Establish how many lines in the material include the string "affects" and report it as a lone number.
++++++++++
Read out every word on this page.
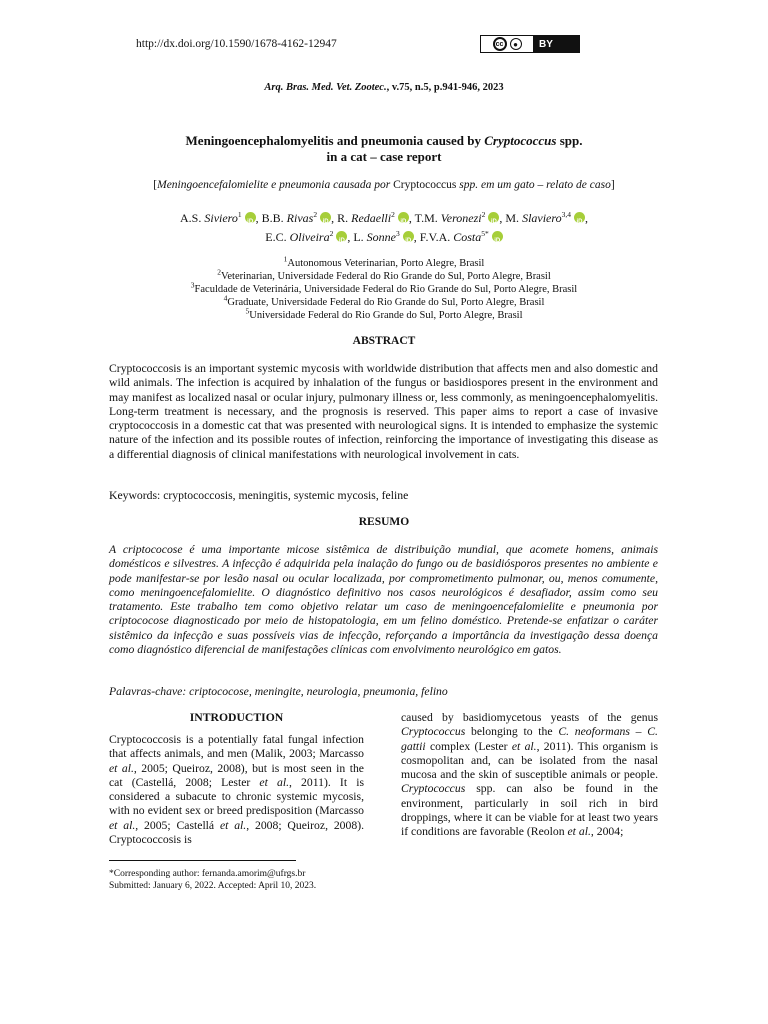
http://dx.doi.org/10.1590/1678-4162-12947	cc	●	BY
Arq. Bras. Med. Vet. Zootec., v.75, n.5, p.941-946, 2023
Meningoencephalomyelitis and pneumonia caused by Cryptococcus spp.
in a cat – case report
[Meningoencefalomielite e pneumonia causada por Cryptococcus spp. em um gato – relato de caso]
A.S. Siviero$^1$ iD , B.B. Rivas$^2$ iD , R. Redaelli$^2$ iD , T.M. Veronezi$^2$ iD , M. Slaviero$^{3,4}$ iD ,
E.C. Oliveira$^2$ iD , L. Sonne$^3$ iD , F.V.A. Costa$^{5*}$ iD
$^1$Autonomous Veterinarian, Porto Alegre, Brasil
$^2$Veterinarian, Universidade Federal do Rio Grande do Sul, Porto Alegre, Brasil
$^3$Faculdade de Veterinária, Universidade Federal do Rio Grande do Sul, Porto Alegre, Brasil
$^4$Graduate, Universidade Federal do Rio Grande do Sul, Porto Alegre, Brasil
$^5$Universidade Federal do Rio Grande do Sul, Porto Alegre, Brasil
ABSTRACT
Cryptococcosis is an important systemic mycosis with worldwide distribution that affects men and also domestic and wild animals. The infection is acquired by inhalation of the fungus or basidiospores present in the environment and may manifest as localized nasal or ocular injury, pulmonary illness or, less commonly, as meningoencephalomyelitis. Long-term treatment is necessary, and the prognosis is reserved. This paper aims to report a case of invasive cryptococcosis in a domestic cat that was presented with neurological signs. It is intended to emphasize the systemic nature of the infection and its possible routes of infection, reinforcing the importance of investigating this disease as a differential diagnosis of clinical manifestations with neurological involvement in cats.
Keywords: cryptococcosis, meningitis, systemic mycosis, feline
RESUMO
A criptococose é uma importante micose sistêmica de distribuição mundial, que acomete homens, animais domésticos e silvestres. A infecção é adquirida pela inalação do fungo ou de basidiósporos presentes no ambiente e pode manifestar-se por lesão nasal ou ocular localizada, por comprometimento pulmonar, ou, menos comumente, como meningoencefalomielite. O diagnóstico definitivo nos casos neurológicos é desafiador, assim como seu tratamento. Este trabalho tem como objetivo relatar um caso de meningoencefalomielite e pneumonia por criptococose diagnosticado por meio de histopatologia, em um felino doméstico. Pretende-se enfatizar o caráter sistêmico da infecção e suas possíveis vias de infecção, reforçando a importância da investigação dessa doença como diagnóstico diferencial de manifestações clínicas com envolvimento neurológico em gatos.
Palavras-chave: criptococose, meningite, neurologia, pneumonia, felino
INTRODUCTION
Cryptococcosis is a potentially fatal fungal infection that affects animals, and men (Malik, 2003; Marcasso et al., 2005; Queiroz, 2008), but is most seen in the cat (Castellá, 2008; Lester et al., 2011). It is considered a subacute to chronic systemic mycosis, with no evident sex or breed predisposition (Marcasso et al., 2005; Castellá et al., 2008; Queiroz, 2008). Cryptococcosis is
caused by basidiomycetous yeasts of the genus Cryptococcus belonging to the C. neoformans – C. gattii complex (Lester et al., 2011). This organism is cosmopolitan and, can be isolated from the nasal mucosa and the skin of susceptible animals or people. Cryptococcus spp. can also be found in the environment, particularly in soil rich in bird droppings, where it can be viable for at least two years if conditions are favorable (Reolon et al., 2004;
*Corresponding author: fernanda.amorim@ufrgs.br
Submitted: January 6, 2022. Accepted: April 10, 2023.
++++++++++
Exercise output:
2